PROBLEM DESCRIPTION
In the data that follows, find the line containing "Read all visible content and emit it as JSON."; then quote that line and every line after it, exactly, through the last one.

Dataset entries
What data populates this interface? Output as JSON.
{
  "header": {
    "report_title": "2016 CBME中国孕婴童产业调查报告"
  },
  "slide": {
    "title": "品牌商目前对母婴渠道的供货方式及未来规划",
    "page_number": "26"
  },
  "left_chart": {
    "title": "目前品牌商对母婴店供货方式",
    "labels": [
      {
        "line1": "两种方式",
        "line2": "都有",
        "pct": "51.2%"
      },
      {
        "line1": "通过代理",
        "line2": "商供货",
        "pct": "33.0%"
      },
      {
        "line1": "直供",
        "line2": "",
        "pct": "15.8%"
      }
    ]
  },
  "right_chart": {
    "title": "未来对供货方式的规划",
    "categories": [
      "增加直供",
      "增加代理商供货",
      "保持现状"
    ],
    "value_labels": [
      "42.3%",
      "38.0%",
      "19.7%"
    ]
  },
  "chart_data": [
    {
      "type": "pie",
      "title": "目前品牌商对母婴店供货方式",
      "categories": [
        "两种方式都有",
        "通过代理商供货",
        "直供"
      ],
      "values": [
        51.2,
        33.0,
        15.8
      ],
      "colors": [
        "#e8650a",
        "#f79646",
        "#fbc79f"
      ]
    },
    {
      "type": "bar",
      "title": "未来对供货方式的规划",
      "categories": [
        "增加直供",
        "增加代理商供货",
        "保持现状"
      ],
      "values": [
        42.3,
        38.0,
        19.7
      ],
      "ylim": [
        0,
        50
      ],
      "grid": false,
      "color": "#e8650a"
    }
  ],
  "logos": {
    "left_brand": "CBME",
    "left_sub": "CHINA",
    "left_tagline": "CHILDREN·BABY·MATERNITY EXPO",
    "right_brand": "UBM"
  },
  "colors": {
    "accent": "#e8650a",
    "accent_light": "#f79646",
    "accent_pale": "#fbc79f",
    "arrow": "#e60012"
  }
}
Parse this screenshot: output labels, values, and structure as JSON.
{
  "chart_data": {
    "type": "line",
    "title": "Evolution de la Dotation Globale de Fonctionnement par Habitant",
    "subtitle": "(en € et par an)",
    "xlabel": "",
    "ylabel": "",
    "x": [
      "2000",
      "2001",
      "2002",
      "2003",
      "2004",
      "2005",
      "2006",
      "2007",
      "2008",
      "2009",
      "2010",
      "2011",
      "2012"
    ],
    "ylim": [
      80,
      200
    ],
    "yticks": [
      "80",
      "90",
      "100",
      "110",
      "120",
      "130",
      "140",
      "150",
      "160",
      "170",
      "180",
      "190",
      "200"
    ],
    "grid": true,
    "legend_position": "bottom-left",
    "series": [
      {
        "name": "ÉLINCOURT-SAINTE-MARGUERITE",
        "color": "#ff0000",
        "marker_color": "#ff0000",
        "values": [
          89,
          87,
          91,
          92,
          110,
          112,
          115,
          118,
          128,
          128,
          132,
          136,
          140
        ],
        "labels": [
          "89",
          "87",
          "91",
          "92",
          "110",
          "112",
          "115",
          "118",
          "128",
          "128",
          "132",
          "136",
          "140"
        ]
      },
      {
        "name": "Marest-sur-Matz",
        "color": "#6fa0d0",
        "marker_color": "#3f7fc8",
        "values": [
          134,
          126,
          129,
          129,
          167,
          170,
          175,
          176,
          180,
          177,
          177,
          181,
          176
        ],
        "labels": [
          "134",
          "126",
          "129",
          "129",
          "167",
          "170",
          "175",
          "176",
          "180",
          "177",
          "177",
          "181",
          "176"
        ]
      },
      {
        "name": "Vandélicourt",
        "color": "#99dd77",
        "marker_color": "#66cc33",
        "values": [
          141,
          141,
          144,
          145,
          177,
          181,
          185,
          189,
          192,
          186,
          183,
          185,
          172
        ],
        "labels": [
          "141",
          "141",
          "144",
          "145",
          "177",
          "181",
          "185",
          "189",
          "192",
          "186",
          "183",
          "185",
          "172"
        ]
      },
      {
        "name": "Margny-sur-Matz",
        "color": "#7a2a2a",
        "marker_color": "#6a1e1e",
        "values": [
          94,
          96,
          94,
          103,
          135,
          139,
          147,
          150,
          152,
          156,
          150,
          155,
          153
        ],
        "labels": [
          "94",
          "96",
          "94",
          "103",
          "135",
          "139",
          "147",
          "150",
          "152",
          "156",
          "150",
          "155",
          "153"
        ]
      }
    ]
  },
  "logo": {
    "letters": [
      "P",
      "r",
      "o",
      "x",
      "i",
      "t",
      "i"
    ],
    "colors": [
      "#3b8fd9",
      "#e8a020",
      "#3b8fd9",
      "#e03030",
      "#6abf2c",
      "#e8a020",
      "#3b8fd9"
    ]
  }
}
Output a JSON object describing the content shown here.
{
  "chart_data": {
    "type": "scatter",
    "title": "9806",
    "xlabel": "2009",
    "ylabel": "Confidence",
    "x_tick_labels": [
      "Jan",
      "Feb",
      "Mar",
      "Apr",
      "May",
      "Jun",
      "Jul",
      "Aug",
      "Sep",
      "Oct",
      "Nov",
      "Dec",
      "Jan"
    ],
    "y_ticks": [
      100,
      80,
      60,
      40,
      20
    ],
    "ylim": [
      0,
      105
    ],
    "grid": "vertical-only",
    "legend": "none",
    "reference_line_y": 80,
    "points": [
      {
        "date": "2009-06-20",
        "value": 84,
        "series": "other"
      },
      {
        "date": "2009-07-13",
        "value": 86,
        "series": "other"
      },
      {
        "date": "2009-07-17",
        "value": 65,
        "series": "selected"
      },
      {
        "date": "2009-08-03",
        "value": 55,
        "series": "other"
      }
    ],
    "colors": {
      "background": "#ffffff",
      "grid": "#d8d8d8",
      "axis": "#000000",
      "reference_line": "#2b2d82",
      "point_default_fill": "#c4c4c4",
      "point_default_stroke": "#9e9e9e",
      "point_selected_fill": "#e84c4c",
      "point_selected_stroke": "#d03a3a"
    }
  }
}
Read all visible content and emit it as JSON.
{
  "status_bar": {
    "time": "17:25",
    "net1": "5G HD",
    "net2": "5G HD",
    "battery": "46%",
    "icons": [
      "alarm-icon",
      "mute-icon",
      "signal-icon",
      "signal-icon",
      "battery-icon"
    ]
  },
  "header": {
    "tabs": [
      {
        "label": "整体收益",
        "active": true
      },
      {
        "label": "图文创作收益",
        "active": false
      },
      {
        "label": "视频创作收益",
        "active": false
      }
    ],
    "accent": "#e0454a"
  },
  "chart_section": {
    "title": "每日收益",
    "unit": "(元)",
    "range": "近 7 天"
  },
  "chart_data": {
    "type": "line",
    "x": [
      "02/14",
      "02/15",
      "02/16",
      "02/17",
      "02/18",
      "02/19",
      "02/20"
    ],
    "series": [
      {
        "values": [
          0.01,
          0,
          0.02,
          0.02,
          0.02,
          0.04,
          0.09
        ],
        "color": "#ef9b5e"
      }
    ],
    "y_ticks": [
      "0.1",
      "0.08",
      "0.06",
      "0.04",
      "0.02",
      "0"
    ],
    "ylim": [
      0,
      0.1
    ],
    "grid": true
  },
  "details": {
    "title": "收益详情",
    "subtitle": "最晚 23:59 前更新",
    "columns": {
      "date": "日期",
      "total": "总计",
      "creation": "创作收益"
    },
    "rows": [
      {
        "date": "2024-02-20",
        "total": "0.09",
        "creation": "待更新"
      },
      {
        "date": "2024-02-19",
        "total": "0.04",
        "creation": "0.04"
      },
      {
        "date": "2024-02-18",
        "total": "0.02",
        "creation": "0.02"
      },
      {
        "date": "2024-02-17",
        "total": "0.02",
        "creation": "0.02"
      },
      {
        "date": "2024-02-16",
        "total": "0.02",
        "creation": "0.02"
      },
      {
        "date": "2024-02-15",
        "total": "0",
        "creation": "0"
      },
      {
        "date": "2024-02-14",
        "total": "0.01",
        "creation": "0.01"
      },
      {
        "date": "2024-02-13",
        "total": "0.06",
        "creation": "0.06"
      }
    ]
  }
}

EXPECTED ANSWER
Read all visible content and emit it as JSON.
{
  "status_bar": {
    "time": "17:25",
    "net1": "5G HD",
    "net2": "5G HD",
    "battery": "46%",
    "icons": [
      "alarm-icon",
      "mute-icon",
      "signal-icon",
      "signal-icon",
      "battery-icon"
    ]
  },
  "header": {
    "tabs": [
      {
        "label": "整体收益",
        "active": true
      },
      {
        "label": "图文创作收益",
        "active": false
      },
      {
        "label": "视频创作收益",
        "active": false
      }
    ],
    "accent": "#e0454a"
  },
  "chart_section": {
    "title": "每日收益",
    "unit": "(元)",
    "range": "近 7 天"
  },
  "chart_data": {
    "type": "line",
    "x": [
      "02/14",
      "02/15",
      "02/16",
      "02/17",
      "02/18",
      "02/19",
      "02/20"
    ],
    "series": [
      {
        "values": [
          0.01,
          0,
          0.02,
          0.02,
          0.02,
          0.04,
          0.09
        ],
        "color": "#ef9b5e"
      }
    ],
    "y_ticks": [
      "0.1",
      "0.08",
      "0.06",
      "0.04",
      "0.02",
      "0"
    ],
    "ylim": [
      0,
      0.1
    ],
    "grid": true
  },
  "details": {
    "title": "收益详情",
    "subtitle": "最晚 23:59 前更新",
    "columns": {
      "date": "日期",
      "total": "总计",
      "creation": "创作收益"
    },
    "rows": [
      {
        "date": "2024-02-20",
        "total": "0.09",
        "creation": "待更新"
      },
      {
        "date": "2024-02-19",
        "total": "0.04",
        "creation": "0.04"
      },
      {
        "date": "2024-02-18",
        "total": "0.02",
        "creation": "0.02"
      },
      {
        "date": "2024-02-17",
        "total": "0.02",
        "creation": "0.02"
      },
      {
        "date": "2024-02-16",
        "total": "0.02",
        "creation": "0.02"
      },
      {
        "date": "2024-02-15",
        "total": "0",
        "creation": "0"
      },
      {
        "date": "2024-02-14",
        "total": "0.01",
        "creation": "0.01"
      },
      {
        "date": "2024-02-13",
        "total": "0.06",
        "creation": "0.06"
      }
    ]
  }
}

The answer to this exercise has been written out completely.